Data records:
— begin —
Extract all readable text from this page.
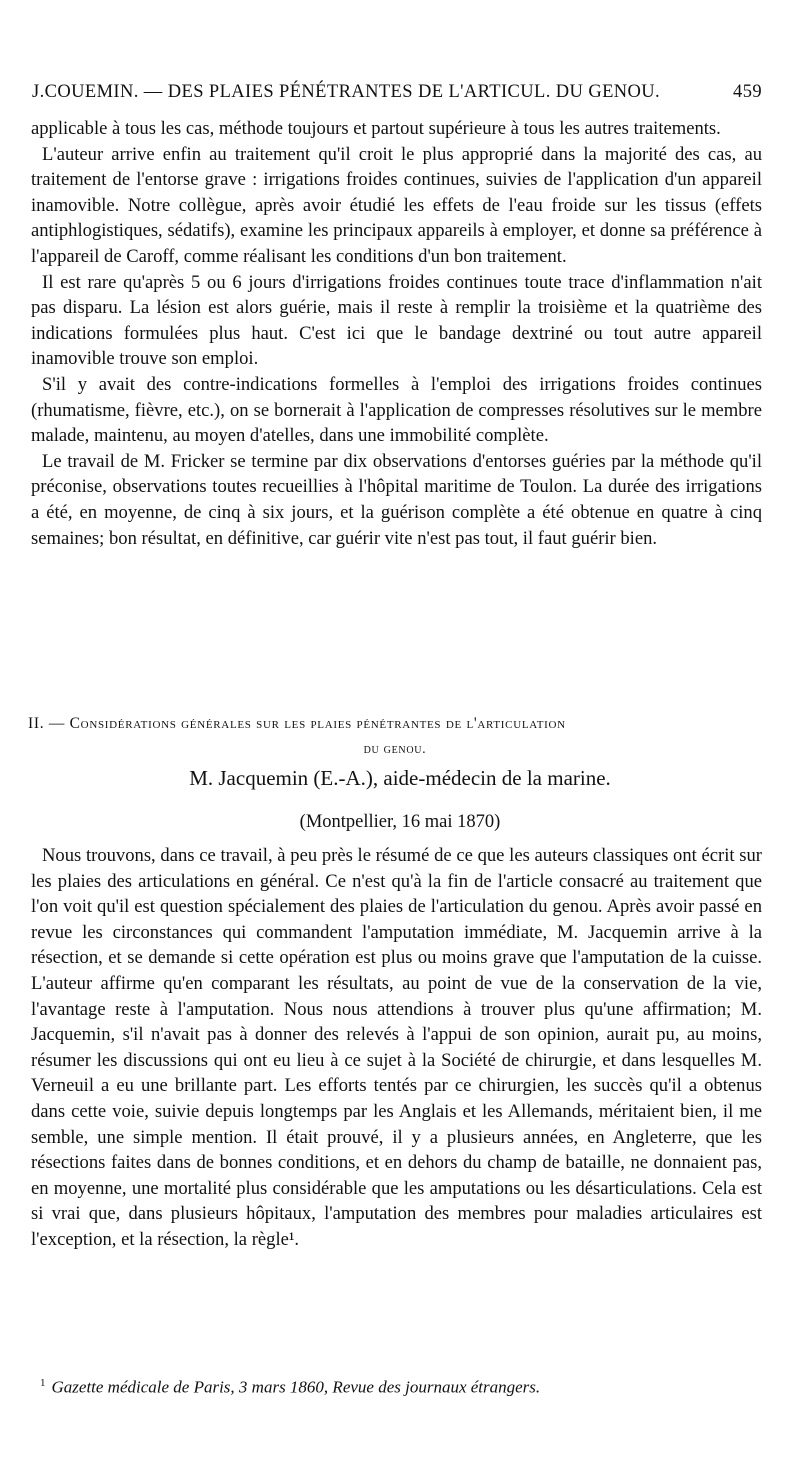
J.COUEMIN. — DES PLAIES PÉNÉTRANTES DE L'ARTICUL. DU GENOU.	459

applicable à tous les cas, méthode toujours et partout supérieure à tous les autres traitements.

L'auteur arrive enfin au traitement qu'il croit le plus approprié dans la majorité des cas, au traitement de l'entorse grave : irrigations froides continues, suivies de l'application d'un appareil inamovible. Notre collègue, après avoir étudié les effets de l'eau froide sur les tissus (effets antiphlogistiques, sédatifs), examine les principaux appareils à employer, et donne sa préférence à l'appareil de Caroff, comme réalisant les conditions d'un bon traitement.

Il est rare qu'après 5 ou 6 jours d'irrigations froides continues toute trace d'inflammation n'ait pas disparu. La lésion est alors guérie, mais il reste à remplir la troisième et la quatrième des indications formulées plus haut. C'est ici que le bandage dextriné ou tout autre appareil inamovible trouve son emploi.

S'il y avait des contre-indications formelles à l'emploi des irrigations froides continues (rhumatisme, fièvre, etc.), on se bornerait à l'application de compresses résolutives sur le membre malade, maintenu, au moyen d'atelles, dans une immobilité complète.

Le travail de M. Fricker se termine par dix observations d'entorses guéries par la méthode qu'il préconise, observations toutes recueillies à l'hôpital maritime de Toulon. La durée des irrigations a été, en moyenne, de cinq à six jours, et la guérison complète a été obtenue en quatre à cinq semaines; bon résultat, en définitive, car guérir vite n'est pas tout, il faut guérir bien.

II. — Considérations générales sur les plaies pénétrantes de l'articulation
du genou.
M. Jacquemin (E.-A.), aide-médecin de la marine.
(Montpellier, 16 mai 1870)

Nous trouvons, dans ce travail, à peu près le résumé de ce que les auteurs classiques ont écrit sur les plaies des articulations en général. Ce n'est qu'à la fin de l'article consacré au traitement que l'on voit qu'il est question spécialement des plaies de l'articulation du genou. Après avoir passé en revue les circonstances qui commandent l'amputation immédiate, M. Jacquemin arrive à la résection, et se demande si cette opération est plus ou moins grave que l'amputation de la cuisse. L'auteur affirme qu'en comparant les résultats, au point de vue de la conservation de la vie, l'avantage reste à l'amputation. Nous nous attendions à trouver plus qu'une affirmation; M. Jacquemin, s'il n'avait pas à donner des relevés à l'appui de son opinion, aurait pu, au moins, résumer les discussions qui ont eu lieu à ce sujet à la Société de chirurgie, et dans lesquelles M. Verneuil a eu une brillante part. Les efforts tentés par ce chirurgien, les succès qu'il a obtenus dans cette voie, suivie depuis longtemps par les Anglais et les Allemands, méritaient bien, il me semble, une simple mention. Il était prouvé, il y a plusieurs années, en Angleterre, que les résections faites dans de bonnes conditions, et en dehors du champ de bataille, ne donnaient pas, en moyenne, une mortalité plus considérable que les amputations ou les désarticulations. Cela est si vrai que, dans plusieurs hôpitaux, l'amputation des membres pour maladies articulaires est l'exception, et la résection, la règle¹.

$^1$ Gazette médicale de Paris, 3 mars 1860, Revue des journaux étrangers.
— end —
— begin —
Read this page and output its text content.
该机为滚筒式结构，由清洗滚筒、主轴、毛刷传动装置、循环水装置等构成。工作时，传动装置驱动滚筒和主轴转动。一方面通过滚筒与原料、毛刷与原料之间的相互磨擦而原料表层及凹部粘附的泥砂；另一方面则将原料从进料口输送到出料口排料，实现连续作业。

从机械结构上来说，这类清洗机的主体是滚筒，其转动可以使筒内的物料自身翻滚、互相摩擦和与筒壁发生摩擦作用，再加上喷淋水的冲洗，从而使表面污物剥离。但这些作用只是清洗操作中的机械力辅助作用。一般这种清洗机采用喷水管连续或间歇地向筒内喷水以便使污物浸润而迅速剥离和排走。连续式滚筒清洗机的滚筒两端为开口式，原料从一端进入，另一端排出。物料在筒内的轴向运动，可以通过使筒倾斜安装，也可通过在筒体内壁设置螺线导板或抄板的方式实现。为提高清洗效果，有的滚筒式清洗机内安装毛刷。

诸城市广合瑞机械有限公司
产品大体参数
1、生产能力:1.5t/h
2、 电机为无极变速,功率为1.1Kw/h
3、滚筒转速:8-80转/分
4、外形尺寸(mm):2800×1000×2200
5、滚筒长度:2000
— end —
— begin —
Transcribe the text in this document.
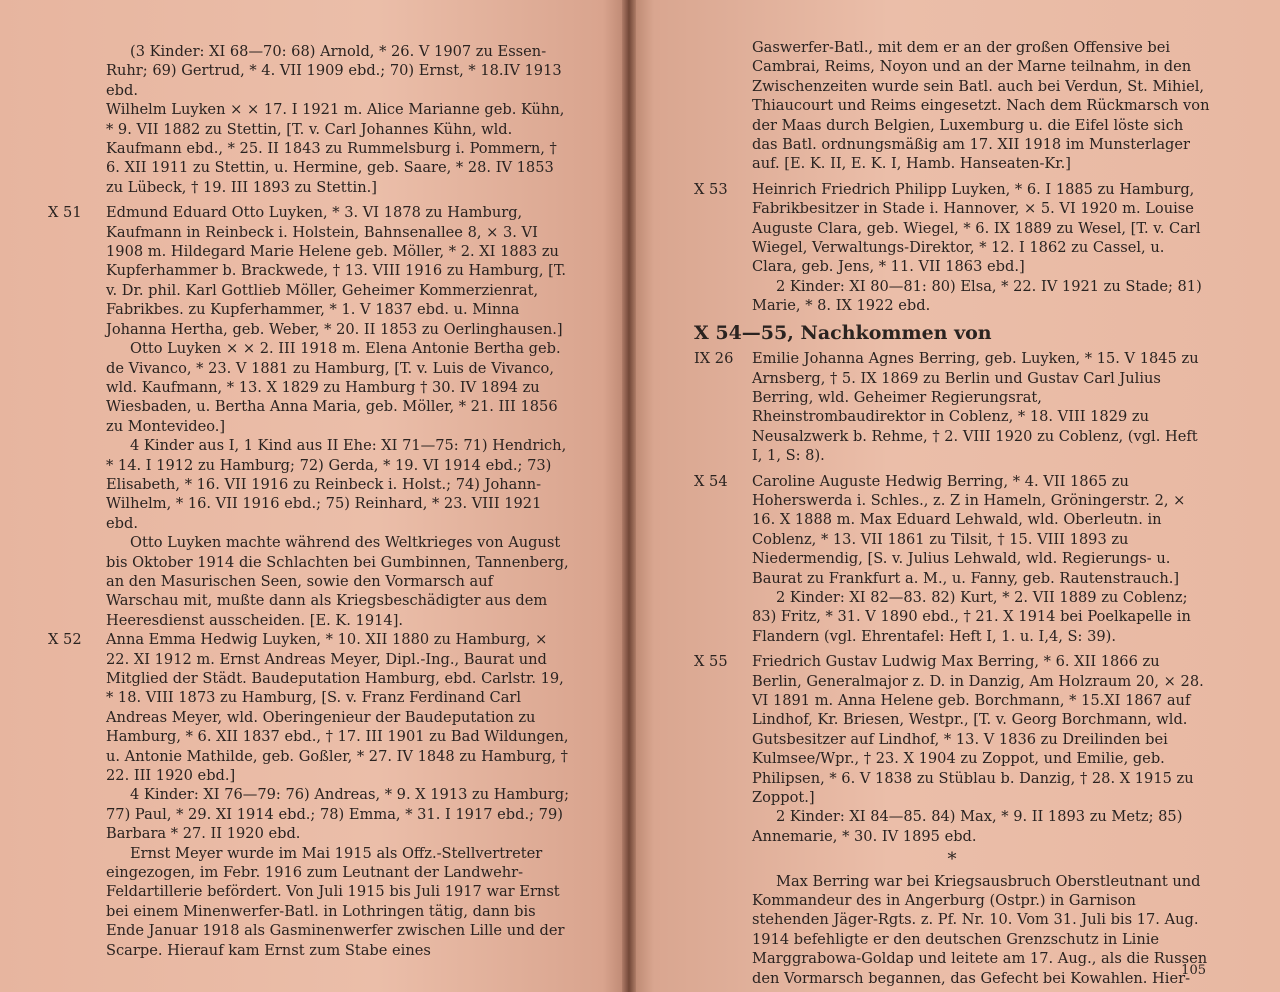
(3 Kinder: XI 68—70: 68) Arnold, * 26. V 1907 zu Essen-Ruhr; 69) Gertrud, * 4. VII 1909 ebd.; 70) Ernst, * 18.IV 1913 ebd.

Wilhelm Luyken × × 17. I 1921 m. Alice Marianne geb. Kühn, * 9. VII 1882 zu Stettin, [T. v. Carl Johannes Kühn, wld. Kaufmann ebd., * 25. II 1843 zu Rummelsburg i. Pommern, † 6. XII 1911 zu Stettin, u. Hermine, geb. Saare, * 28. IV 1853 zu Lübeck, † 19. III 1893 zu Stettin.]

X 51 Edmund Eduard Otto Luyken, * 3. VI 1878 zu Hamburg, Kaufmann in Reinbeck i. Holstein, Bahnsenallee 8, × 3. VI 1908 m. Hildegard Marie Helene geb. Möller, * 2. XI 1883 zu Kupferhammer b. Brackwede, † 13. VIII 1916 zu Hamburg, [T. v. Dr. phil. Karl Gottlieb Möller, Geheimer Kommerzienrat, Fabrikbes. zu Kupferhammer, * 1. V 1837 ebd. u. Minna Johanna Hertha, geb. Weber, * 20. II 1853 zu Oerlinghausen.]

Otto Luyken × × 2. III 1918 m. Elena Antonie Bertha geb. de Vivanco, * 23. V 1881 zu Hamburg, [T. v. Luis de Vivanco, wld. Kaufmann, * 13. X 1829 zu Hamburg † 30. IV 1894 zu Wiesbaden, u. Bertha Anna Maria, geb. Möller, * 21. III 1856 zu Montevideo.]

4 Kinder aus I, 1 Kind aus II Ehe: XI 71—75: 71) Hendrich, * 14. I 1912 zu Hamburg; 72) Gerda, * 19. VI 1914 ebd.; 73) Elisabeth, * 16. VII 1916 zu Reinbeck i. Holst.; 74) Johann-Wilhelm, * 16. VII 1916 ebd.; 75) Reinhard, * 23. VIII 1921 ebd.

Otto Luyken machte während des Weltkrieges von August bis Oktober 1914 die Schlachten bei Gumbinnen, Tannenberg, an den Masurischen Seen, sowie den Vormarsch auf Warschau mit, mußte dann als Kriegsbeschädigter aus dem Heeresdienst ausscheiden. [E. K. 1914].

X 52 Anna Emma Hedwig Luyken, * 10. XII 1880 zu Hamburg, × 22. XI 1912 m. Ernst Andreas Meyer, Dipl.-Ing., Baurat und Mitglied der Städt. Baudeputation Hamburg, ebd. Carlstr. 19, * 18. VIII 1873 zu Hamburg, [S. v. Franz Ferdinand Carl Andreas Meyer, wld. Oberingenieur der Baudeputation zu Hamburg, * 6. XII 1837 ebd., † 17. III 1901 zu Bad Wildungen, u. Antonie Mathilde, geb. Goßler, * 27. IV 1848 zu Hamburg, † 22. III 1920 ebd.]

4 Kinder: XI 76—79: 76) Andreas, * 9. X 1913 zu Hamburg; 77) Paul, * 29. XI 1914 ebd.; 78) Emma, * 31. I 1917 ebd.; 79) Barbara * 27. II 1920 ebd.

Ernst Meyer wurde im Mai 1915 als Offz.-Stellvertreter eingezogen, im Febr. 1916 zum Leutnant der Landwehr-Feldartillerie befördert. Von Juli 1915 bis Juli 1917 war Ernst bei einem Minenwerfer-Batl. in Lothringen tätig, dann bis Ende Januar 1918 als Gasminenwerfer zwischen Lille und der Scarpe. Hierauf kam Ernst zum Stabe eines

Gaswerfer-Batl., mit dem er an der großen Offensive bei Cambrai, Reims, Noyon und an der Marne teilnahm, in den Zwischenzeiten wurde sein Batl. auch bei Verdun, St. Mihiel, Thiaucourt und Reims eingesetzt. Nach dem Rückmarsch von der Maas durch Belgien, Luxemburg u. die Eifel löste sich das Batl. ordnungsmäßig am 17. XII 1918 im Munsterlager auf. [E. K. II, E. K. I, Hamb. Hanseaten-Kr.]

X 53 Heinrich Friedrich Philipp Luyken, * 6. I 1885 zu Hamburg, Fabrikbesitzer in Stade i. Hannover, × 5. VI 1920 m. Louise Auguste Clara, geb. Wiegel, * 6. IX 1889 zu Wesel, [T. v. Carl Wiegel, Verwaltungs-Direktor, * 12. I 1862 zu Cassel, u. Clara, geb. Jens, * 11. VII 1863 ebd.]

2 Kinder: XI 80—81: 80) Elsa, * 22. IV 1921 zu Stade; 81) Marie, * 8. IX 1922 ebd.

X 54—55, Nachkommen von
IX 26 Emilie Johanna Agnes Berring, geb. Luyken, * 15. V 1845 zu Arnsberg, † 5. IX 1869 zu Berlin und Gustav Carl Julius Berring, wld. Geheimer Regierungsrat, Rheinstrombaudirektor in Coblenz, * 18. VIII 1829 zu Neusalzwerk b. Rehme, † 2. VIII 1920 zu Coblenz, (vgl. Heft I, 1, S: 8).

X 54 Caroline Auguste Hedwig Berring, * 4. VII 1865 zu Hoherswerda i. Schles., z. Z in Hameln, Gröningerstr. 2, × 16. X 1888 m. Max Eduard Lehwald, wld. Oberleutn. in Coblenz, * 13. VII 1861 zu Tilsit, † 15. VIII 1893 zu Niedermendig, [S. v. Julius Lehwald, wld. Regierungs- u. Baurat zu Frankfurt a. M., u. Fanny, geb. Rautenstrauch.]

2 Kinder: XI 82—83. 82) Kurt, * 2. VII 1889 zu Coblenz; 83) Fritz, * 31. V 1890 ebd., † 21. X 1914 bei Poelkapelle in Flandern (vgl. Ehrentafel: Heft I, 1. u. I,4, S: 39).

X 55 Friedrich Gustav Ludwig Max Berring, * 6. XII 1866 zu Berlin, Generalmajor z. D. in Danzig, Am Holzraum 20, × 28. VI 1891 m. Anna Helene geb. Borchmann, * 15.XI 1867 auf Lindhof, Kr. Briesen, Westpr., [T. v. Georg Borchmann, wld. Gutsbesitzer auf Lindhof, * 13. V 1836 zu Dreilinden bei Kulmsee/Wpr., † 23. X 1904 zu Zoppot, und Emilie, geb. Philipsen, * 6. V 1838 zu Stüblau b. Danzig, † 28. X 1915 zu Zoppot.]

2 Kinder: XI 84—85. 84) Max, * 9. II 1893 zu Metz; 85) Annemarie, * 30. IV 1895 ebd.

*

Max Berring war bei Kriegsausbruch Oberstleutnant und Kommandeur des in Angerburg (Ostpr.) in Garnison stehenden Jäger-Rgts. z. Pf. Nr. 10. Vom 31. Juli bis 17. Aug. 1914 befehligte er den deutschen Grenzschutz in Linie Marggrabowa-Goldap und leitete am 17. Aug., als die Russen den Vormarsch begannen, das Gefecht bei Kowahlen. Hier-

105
— end —
Task description:
Read through the lines above and collect those that contain the string "Berring".

Finished exercise:
IX 26 Emilie Johanna Agnes Berring, geb. Luyken, * 15. V 1845 zu Arnsberg, † 5. IX 1869 zu Berlin und Gustav Carl Julius Berring, wld. Geheimer Regierungsrat, Rheinstrombaudirektor in Coblenz, * 18. VIII 1829 zu Neusalzwerk b. Rehme, † 2. VIII 1920 zu Coblenz, (vgl. Heft I, 1, S: 8).
X 54 Caroline Auguste Hedwig Berring, * 4. VII 1865 zu Hoherswerda i. Schles., z. Z in Hameln, Gröningerstr. 2, × 16. X 1888 m. Max Eduard Lehwald, wld. Oberleutn. in Coblenz, * 13. VII 1861 zu Tilsit, † 15. VIII 1893 zu Niedermendig, [S. v. Julius Lehwald, wld. Regierungs- u. Baurat zu Frankfurt a. M., u. Fanny, geb. Rautenstrauch.]
X 55 Friedrich Gustav Ludwig Max Berring, * 6. XII 1866 zu Berlin, Generalmajor z. D. in Danzig, Am Holzraum 20, × 28. VI 1891 m. Anna Helene geb. Borchmann, * 15.XI 1867 auf Lindhof, Kr. Briesen, Westpr., [T. v. Georg Borchmann, wld. Gutsbesitzer auf Lindhof, * 13. V 1836 zu Dreilinden bei Kulmsee/Wpr., † 23. X 1904 zu Zoppot, und Emilie, geb. Philipsen, * 6. V 1838 zu Stüblau b. Danzig, † 28. X 1915 zu Zoppot.]
Max Berring war bei Kriegsausbruch Oberstleutnant und Kommandeur des in Angerburg (Ostpr.) in Garnison stehenden Jäger-Rgts. z. Pf. Nr. 10. Vom 31. Juli bis 17. Aug. 1914 befehligte er den deutschen Grenzschutz in Linie Marggrabowa-Goldap und leitete am 17. Aug., als die Russen den Vormarsch begannen, das Gefecht bei Kowahlen. Hier-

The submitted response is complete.